Passage shown:
* begin *

4.  If Bryant went into law enforcement…he would be Marshal Pergerson.
(This joke plays on an alternate meaning for the name Marshal.)

5.  Did you see on the news this week that a dog was awarded $12 million.  Well, enough about the jerk and the wench.
(I brought in a current events headline and crossed it with a twisted speech title, substituting a sound-alike word.)

6.  For the first time tonight I realized that my fourth grade teacher must have been given a memo telling her that we were underachievers.
(Self deprecation trying to explain my supposed poor performance in school.)

7.  Having lived through that experience, it’s amazing that I’ve become the Michelle Kwan of humor.
(Silly.  But it worked and got a good laugh.)

8.  When Anita was asked who she would like to recognize, I knew it would be Jim.  Then when she said “My Honey”…I thought, “Oh my God.  She’s going to introduce me!”
(Another silly twist.  Anita and Jim are good friends, so I knew the line was safe.)

Observational Humor — Case Study #10

Saturday, August 11th, 2007

These are notes and a monologue from a National Speakers Association chapter social networking meeting. 

**THE SET UP** (What was said or what happened during the event before I delivered the monologue.)

1.  Someone said a famous actor showed up drunk before a play.  The point they wanted to make was that because of his talent and solid technique he was still able to perform his Shakespearean role in a professional manner.

2.  The subject of Life Balance came up.  Someone said that there was no such thing as balance.

3.  Randy said that the only book he could market from a certain publisher was one titled:   I’ll Cook For Sex.

4.  Peter said he needed a good-looking assistant who could keep him going with an occasional poke from a cattle prod.

* end *

Extracted data:
* begin *

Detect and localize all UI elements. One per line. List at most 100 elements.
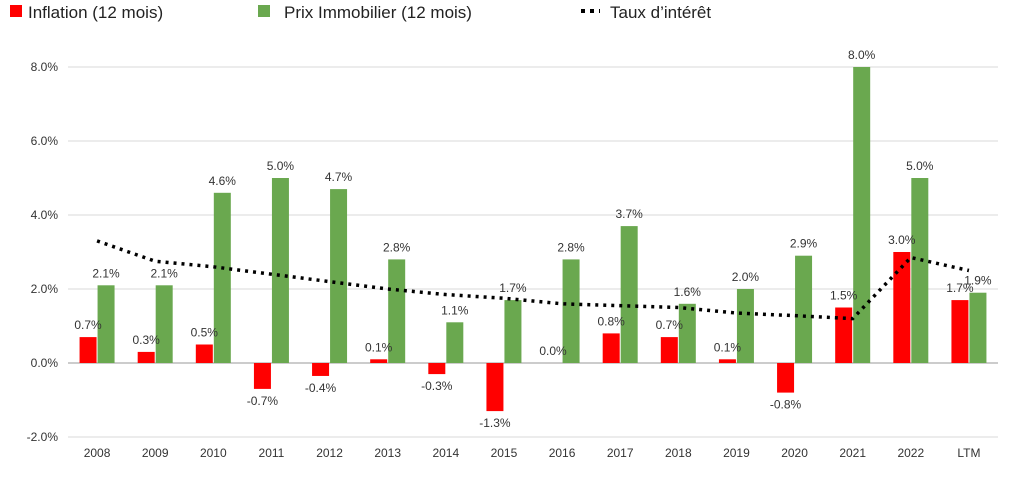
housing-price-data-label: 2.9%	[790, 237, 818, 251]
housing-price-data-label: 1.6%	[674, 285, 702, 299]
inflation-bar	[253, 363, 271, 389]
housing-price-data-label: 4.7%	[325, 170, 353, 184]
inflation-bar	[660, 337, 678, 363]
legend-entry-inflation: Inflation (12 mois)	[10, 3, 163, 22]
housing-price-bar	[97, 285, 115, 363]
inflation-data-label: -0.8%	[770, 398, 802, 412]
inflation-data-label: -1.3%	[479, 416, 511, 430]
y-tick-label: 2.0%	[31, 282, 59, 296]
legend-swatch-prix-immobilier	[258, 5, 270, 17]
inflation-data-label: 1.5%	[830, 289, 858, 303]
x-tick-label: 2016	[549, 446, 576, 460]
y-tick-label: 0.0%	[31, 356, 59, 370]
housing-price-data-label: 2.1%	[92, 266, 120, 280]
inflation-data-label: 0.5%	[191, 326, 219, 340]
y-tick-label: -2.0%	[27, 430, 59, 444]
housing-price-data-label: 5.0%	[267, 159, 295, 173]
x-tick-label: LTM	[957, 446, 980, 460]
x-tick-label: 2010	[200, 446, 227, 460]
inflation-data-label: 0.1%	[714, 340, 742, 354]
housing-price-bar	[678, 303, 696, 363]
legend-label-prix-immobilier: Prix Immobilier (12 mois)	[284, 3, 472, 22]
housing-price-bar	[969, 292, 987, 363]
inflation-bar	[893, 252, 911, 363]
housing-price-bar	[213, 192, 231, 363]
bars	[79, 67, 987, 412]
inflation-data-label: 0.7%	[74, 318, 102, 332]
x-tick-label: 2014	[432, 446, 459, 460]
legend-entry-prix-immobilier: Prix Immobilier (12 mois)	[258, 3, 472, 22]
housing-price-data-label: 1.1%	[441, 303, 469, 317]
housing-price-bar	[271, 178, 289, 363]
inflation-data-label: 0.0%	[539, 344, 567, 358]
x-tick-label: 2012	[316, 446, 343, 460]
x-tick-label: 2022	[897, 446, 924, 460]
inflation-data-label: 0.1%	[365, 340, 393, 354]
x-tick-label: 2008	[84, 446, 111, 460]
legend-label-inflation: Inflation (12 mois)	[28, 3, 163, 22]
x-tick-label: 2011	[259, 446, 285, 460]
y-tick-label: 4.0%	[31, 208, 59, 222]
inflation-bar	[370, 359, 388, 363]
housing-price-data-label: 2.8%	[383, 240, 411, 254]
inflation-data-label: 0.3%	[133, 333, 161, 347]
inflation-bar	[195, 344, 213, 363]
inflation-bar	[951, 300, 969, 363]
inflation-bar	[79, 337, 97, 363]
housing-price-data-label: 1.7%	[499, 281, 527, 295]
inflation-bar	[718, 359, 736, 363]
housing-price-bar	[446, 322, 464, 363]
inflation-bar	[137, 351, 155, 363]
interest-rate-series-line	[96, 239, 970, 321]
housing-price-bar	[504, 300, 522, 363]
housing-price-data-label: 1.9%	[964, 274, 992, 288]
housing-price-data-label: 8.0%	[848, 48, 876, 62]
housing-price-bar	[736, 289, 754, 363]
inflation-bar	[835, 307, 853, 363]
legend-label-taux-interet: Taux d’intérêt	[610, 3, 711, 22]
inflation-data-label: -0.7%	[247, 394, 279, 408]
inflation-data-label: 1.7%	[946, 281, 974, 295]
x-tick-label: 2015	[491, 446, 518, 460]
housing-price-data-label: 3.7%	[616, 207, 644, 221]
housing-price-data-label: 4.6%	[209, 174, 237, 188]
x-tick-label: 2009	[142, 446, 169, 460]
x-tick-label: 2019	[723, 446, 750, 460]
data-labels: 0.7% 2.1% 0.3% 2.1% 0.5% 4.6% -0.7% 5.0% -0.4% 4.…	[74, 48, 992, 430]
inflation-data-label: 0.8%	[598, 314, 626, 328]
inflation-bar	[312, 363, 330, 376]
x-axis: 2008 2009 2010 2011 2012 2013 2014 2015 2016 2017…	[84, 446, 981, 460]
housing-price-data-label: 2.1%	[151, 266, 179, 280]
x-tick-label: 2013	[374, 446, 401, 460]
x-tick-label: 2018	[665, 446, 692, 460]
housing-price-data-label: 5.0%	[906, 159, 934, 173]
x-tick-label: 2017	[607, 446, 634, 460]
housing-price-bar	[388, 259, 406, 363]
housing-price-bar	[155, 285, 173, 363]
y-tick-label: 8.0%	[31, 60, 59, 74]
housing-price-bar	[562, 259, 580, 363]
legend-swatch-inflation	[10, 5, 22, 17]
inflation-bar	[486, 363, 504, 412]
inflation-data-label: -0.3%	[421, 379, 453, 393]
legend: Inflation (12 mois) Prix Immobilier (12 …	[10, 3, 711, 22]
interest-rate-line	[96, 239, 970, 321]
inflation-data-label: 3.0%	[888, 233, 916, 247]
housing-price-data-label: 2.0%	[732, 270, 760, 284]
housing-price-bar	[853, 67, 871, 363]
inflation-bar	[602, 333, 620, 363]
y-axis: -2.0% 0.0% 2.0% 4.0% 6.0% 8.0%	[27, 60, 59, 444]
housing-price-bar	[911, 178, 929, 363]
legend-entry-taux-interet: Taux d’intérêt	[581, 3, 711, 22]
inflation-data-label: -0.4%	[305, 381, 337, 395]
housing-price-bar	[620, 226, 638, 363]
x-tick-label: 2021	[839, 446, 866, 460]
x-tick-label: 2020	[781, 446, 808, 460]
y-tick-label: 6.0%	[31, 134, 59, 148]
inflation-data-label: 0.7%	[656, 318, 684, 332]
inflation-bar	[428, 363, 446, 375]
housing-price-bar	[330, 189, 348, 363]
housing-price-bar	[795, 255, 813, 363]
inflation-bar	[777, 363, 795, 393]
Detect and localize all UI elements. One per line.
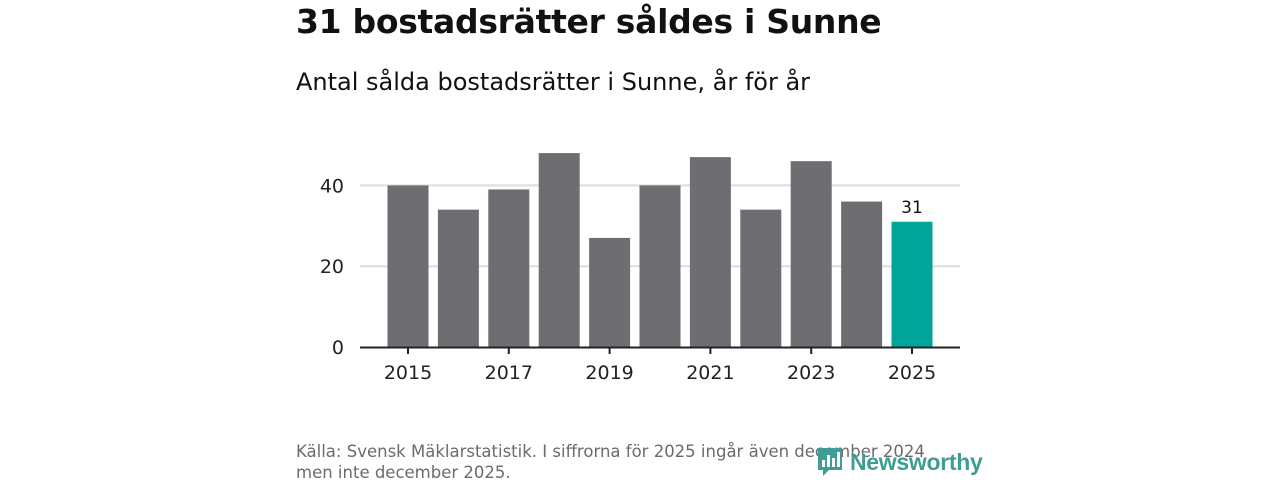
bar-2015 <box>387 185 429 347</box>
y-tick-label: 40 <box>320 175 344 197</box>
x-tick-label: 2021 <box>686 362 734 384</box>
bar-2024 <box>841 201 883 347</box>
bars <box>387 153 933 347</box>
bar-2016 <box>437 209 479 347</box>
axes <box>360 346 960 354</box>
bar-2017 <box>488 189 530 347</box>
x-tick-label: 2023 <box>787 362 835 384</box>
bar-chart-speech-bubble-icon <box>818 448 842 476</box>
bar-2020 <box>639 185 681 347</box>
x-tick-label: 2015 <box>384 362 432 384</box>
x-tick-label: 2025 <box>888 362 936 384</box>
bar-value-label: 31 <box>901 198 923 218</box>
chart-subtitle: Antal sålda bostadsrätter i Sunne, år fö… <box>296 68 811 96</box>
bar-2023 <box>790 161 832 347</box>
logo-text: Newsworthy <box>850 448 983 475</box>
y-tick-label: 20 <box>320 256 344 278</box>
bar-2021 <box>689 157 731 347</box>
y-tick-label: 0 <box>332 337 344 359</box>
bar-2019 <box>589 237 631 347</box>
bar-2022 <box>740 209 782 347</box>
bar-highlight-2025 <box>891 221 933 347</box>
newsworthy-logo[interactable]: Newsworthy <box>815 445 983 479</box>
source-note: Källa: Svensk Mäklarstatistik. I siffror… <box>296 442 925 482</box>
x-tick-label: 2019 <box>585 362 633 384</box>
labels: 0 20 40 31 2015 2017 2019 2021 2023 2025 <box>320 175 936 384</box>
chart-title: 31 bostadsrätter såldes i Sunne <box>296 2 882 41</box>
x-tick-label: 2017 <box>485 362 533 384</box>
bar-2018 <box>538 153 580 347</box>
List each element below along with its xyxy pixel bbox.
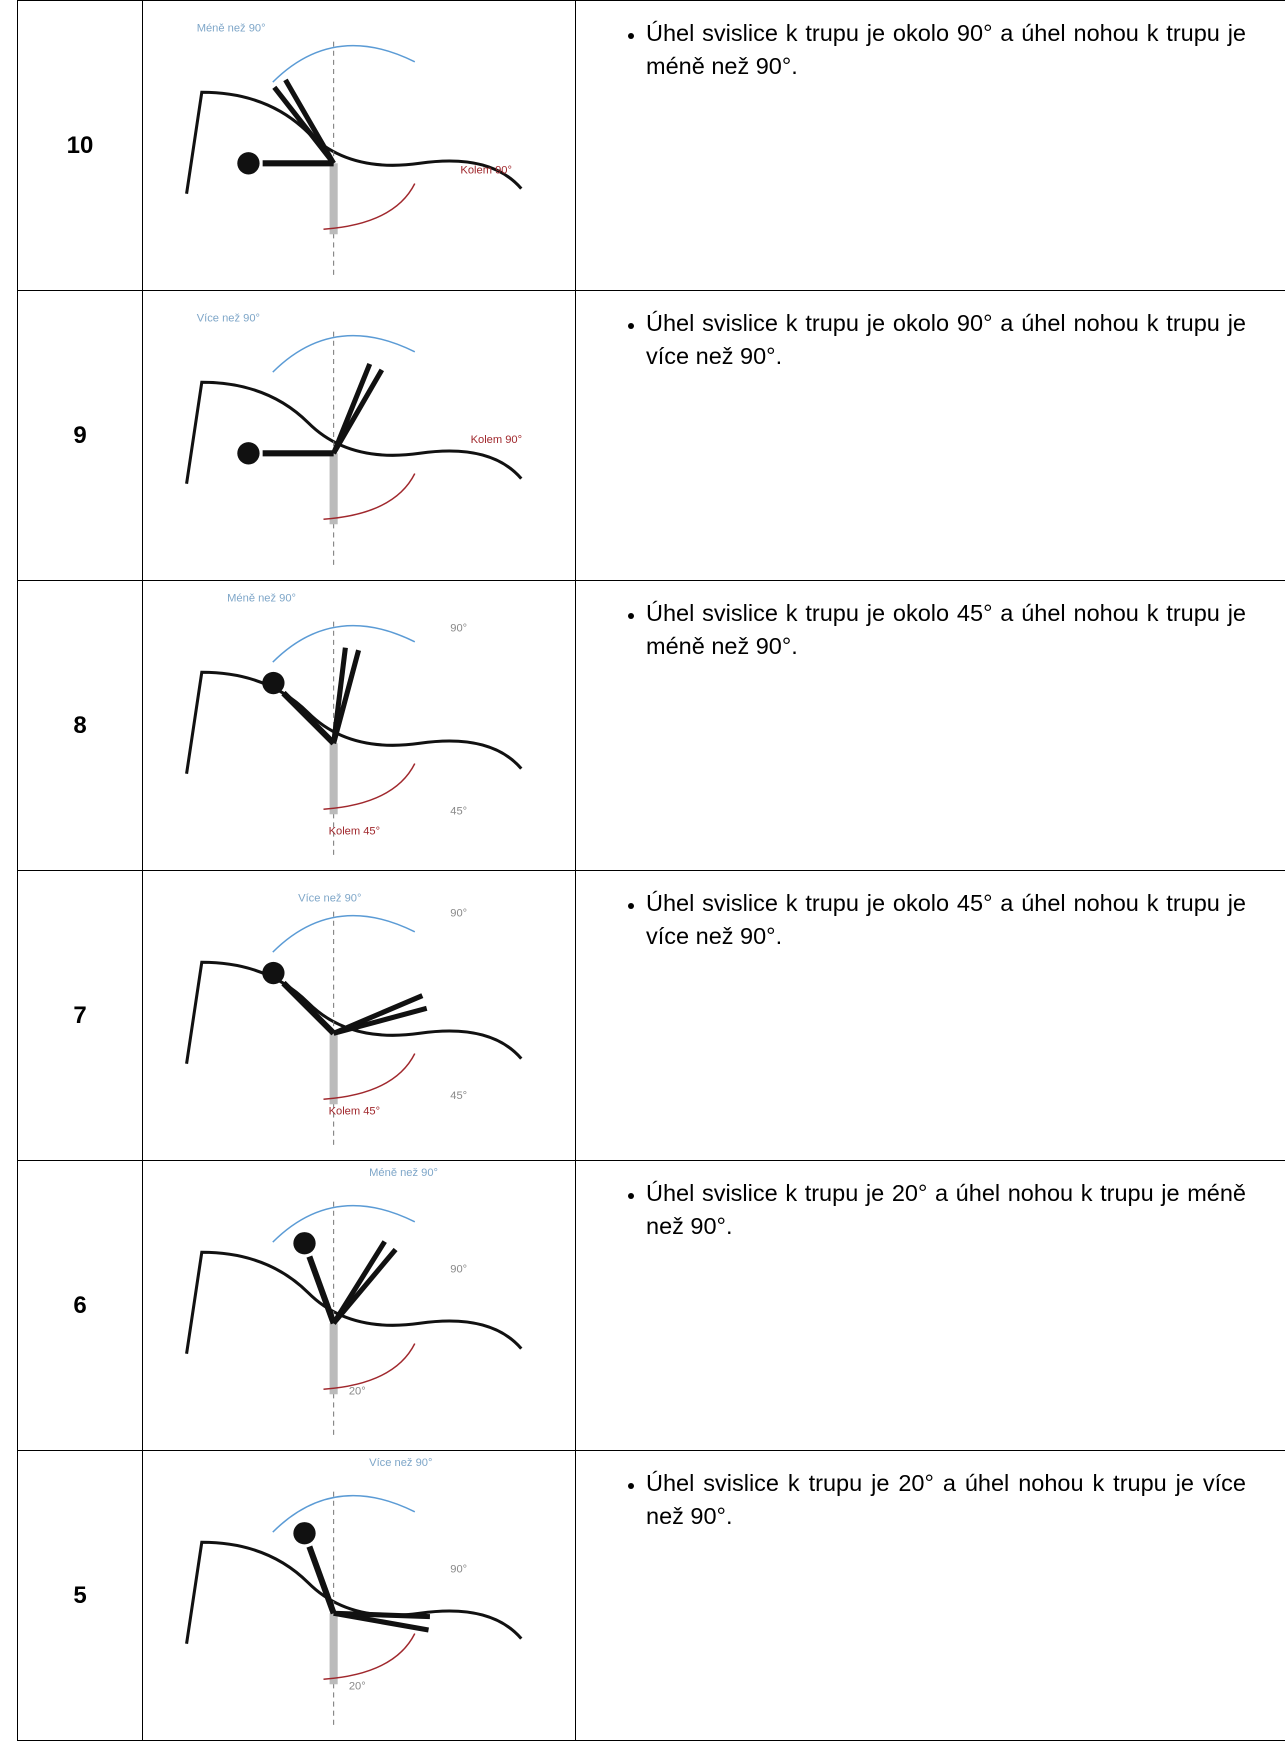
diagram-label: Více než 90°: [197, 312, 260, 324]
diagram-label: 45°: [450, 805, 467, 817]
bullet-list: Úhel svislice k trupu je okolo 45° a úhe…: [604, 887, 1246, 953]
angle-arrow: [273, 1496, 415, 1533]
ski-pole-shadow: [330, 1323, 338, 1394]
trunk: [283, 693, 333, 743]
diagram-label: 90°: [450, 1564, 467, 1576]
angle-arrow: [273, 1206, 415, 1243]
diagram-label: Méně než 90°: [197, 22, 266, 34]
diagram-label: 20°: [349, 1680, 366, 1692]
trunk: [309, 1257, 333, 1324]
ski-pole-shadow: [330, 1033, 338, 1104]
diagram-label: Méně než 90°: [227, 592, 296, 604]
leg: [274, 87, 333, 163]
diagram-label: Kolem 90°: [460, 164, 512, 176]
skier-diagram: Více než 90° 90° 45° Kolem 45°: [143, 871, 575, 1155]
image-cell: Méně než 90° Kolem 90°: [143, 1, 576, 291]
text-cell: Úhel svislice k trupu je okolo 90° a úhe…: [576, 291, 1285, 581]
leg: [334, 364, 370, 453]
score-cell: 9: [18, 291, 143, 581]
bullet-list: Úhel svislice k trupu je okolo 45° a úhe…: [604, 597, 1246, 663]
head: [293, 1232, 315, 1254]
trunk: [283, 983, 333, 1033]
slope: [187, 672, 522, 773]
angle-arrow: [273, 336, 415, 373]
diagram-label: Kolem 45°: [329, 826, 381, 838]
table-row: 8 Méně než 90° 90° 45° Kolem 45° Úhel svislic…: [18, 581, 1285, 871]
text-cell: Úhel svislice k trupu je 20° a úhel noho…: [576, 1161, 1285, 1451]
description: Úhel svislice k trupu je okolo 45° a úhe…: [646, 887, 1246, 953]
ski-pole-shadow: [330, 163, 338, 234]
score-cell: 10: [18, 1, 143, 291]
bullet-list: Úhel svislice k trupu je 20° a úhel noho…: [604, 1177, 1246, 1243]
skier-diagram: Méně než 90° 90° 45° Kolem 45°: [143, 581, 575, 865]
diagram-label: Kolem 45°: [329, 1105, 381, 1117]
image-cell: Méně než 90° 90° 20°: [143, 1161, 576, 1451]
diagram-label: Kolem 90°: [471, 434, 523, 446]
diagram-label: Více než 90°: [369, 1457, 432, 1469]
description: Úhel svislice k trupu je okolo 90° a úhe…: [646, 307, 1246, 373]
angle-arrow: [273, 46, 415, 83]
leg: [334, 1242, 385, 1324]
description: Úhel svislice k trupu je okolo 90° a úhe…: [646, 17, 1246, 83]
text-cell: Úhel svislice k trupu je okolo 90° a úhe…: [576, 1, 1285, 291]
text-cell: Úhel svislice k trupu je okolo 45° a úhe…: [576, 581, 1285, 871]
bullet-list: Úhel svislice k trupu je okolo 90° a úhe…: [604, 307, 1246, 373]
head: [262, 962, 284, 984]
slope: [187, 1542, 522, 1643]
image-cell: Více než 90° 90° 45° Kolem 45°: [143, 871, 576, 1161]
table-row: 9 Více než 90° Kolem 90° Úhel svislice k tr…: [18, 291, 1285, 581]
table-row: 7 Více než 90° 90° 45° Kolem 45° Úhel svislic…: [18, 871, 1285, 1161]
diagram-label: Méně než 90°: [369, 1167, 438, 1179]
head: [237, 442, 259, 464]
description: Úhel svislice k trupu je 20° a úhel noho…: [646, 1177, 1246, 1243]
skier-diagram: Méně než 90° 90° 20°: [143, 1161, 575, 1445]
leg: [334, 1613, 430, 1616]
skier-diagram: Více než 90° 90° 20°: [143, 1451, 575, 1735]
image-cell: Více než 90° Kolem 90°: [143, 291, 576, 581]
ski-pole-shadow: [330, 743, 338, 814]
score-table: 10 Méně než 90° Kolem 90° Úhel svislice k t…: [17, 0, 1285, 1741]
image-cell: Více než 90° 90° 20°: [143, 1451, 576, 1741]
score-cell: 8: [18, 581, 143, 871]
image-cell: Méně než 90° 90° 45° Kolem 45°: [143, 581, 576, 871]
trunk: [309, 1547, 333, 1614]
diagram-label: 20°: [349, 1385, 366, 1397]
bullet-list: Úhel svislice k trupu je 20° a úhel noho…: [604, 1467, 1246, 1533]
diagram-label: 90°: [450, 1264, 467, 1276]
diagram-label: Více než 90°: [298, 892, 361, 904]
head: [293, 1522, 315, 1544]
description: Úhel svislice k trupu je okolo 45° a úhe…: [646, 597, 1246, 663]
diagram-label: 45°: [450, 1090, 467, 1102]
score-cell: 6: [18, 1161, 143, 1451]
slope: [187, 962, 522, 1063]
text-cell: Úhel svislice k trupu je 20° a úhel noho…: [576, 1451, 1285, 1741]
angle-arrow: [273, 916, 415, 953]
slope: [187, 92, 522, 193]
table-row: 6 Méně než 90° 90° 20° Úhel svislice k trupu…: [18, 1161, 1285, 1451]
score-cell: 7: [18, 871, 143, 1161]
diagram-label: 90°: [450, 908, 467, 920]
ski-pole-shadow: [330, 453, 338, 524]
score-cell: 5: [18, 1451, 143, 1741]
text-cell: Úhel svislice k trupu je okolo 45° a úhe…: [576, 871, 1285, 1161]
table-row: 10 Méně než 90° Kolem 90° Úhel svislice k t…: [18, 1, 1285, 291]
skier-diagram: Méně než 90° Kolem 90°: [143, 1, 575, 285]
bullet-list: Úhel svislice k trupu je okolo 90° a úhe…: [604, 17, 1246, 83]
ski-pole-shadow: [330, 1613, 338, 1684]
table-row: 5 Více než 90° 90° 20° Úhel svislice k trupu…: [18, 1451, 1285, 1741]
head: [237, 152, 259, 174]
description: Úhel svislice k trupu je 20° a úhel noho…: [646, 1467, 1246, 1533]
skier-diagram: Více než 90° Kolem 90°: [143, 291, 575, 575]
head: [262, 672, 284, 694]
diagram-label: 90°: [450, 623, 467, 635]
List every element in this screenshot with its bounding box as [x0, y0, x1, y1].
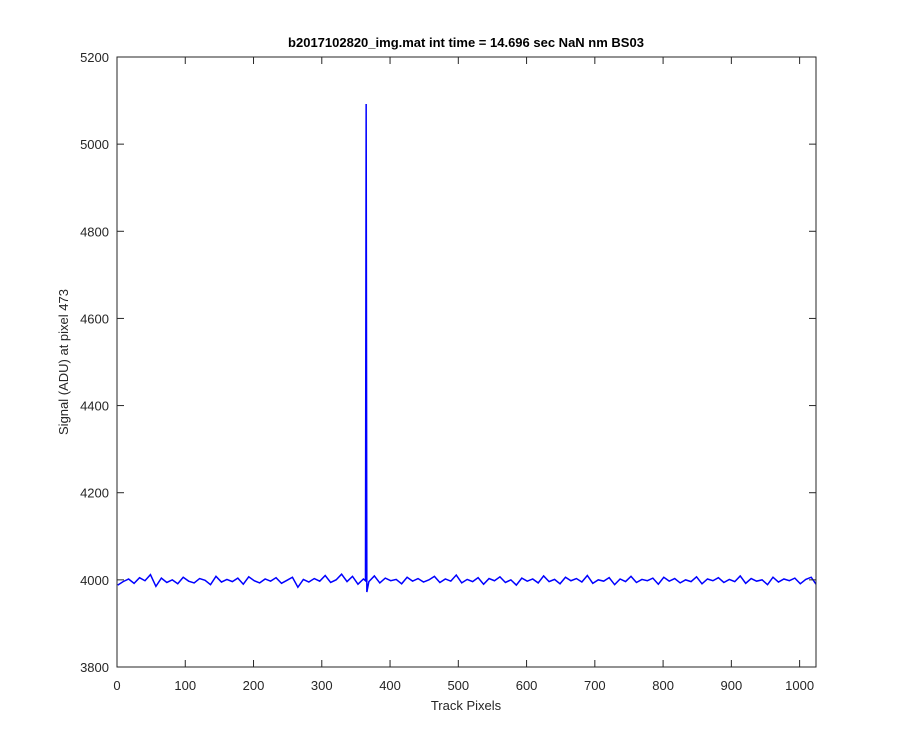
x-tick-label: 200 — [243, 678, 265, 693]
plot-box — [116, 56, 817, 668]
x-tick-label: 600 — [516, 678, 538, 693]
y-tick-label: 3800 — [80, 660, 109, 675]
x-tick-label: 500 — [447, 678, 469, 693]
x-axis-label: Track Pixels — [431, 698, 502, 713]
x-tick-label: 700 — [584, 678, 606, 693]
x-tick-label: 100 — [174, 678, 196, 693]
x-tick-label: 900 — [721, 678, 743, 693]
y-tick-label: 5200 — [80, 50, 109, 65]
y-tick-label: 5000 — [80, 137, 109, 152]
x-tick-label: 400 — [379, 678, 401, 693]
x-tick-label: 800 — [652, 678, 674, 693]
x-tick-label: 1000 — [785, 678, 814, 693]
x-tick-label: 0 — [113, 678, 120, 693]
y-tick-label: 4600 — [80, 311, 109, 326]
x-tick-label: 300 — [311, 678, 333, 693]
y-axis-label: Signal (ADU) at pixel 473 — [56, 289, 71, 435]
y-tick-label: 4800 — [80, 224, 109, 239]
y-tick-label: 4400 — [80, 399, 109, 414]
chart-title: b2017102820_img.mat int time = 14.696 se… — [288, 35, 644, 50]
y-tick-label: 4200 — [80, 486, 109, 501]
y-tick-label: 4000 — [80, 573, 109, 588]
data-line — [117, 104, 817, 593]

* end *

Tasks to carry out:
a. In the observational humor notes, what kind of meeting produced the material for Case Study #10?
b. Extend the observational humor notes past the final item about Peter's assistant and the cattle prod.

Exercise results:
a. A National Speakers Association chapter social networking meeting.

b.
5.  Jim said that he was the President of the National Listeners Association.

6.  The National Speakers Association has specialty groups called Professional Expert Groups or PEGs.

7.  Someone said they started a Back Pain Relief web site.

8.  Someone said that a Haunted Cane sold on Ebay for $56,000.  Another person expressed great disbelief that anyone would pay that much.

9.  One person referred to another member who was present as the Michelle Kwan of Marketing, then corrected it to be the Carl Lewis of Marketing since she was referring to a man.

**THE MONOLOGUE**

We learned from a famous actor tonight that the best way to deliver a great speech is to show up drunk.
(Humor created by twisting the real meaning of the story.)

Contrary to what we heard tonight, there is something called balance.  A balanced diet for example is a Twinkie in each hand.
(Just a silly visual picture.)

I’m writing a book which Randy could easily sell:  I’ll Make You Laugh For Sex.
(This line twisted the original book title by laying my subject expertise, humor, into the title.  This could be twisted for almost any expertise.)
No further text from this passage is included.